Records from a collection.
========================================
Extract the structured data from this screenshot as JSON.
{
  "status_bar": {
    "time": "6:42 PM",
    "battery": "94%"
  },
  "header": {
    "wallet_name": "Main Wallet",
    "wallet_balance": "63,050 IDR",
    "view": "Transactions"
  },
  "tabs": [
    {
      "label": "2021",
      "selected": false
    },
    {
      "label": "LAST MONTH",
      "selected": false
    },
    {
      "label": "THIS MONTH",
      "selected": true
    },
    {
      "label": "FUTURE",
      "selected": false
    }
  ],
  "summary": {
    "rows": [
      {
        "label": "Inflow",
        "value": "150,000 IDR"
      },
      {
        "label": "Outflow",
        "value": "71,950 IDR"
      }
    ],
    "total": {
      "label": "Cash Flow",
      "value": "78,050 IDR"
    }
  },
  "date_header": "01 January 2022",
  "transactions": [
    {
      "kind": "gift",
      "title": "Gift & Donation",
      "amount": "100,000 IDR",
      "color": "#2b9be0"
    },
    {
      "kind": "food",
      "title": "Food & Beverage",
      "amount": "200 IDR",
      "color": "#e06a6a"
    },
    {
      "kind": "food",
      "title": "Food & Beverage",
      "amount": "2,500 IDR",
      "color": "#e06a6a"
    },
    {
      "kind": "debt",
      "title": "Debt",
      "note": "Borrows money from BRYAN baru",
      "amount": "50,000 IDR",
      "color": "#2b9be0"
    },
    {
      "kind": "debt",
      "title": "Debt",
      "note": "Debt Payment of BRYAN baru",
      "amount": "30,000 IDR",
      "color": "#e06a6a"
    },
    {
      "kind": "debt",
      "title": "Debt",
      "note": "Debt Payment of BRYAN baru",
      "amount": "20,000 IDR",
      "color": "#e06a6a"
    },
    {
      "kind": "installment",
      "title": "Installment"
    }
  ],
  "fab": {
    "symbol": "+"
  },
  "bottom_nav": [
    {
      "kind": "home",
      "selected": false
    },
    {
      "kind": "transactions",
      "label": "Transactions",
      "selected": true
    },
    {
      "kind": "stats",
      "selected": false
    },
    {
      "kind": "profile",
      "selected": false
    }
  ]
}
========================================
OBJECTIVE.
Repeat the material above in full, quoting it exactly.

EXPECTED ANSWER.
Extract the structured data from this screenshot as JSON.
{
  "status_bar": {
    "time": "6:42 PM",
    "battery": "94%"
  },
  "header": {
    "wallet_name": "Main Wallet",
    "wallet_balance": "63,050 IDR",
    "view": "Transactions"
  },
  "tabs": [
    {
      "label": "2021",
      "selected": false
    },
    {
      "label": "LAST MONTH",
      "selected": false
    },
    {
      "label": "THIS MONTH",
      "selected": true
    },
    {
      "label": "FUTURE",
      "selected": false
    }
  ],
  "summary": {
    "rows": [
      {
        "label": "Inflow",
        "value": "150,000 IDR"
      },
      {
        "label": "Outflow",
        "value": "71,950 IDR"
      }
    ],
    "total": {
      "label": "Cash Flow",
      "value": "78,050 IDR"
    }
  },
  "date_header": "01 January 2022",
  "transactions": [
    {
      "kind": "gift",
      "title": "Gift & Donation",
      "amount": "100,000 IDR",
      "color": "#2b9be0"
    },
    {
      "kind": "food",
      "title": "Food & Beverage",
      "amount": "200 IDR",
      "color": "#e06a6a"
    },
    {
      "kind": "food",
      "title": "Food & Beverage",
      "amount": "2,500 IDR",
      "color": "#e06a6a"
    },
    {
      "kind": "debt",
      "title": "Debt",
      "note": "Borrows money from BRYAN baru",
      "amount": "50,000 IDR",
      "color": "#2b9be0"
    },
    {
      "kind": "debt",
      "title": "Debt",
      "note": "Debt Payment of BRYAN baru",
      "amount": "30,000 IDR",
      "color": "#e06a6a"
    },
    {
      "kind": "debt",
      "title": "Debt",
      "note": "Debt Payment of BRYAN baru",
      "amount": "20,000 IDR",
      "color": "#e06a6a"
    },
    {
      "kind": "installment",
      "title": "Installment"
    }
  ],
  "fab": {
    "symbol": "+"
  },
  "bottom_nav": [
    {
      "kind": "home",
      "selected": false
    },
    {
      "kind": "transactions",
      "label": "Transactions",
      "selected": true
    },
    {
      "kind": "stats",
      "selected": false
    },
    {
      "kind": "profile",
      "selected": false
    }
  ]
}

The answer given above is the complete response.